'''

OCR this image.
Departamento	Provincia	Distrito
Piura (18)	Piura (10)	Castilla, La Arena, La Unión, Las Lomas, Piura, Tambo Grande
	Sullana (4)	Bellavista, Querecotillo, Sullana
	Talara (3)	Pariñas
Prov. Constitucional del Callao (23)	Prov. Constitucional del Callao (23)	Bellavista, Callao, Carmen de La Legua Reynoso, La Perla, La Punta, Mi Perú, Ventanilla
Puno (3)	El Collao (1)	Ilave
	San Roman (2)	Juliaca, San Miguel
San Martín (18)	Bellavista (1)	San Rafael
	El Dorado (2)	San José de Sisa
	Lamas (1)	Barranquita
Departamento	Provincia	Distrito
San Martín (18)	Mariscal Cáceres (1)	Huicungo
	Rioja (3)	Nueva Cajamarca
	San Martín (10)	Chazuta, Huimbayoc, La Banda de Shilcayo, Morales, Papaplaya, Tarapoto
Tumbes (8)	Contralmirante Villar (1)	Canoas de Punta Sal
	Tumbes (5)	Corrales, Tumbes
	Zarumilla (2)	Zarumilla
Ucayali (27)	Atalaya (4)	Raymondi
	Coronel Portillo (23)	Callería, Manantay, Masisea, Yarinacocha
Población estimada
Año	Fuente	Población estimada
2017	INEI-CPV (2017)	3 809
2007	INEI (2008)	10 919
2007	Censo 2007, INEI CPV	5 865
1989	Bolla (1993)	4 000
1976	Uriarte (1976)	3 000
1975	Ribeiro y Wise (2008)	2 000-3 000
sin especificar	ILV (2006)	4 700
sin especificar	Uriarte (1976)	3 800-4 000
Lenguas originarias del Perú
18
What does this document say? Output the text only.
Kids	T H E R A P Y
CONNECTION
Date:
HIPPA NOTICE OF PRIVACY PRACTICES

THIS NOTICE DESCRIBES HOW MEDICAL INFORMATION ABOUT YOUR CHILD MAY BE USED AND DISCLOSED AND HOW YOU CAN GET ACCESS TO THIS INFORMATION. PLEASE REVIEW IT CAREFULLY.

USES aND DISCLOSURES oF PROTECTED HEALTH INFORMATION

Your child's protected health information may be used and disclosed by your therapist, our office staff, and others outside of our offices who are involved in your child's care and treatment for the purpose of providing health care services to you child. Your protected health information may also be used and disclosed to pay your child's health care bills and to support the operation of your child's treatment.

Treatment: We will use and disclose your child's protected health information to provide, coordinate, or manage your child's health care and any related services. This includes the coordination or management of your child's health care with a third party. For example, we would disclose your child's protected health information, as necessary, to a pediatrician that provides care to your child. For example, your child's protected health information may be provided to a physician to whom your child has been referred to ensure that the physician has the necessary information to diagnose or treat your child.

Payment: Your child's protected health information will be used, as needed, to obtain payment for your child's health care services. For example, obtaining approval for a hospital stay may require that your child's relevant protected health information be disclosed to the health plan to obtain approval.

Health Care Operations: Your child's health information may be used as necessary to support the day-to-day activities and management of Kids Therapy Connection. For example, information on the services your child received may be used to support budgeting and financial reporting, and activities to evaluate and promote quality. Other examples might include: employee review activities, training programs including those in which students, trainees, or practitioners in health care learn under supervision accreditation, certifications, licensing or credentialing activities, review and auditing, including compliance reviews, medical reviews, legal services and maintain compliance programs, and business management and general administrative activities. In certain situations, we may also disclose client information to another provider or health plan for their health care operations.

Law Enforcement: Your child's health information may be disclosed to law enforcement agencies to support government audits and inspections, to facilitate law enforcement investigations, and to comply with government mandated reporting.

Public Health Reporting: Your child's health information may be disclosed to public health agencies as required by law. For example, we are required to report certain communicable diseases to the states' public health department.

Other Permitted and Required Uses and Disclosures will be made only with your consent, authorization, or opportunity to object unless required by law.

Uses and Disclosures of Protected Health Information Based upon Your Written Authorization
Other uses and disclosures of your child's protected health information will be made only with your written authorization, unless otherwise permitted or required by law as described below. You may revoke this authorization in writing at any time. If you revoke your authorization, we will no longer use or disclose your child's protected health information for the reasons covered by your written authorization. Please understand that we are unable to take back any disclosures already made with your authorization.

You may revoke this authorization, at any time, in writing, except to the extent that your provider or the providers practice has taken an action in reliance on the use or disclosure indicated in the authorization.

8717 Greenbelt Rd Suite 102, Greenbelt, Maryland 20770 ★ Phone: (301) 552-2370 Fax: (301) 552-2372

'''

§ Short exercise
Going through the entries above, report how many lines include the string "support". The number alone is the answer.

§ Answer to the exercise
3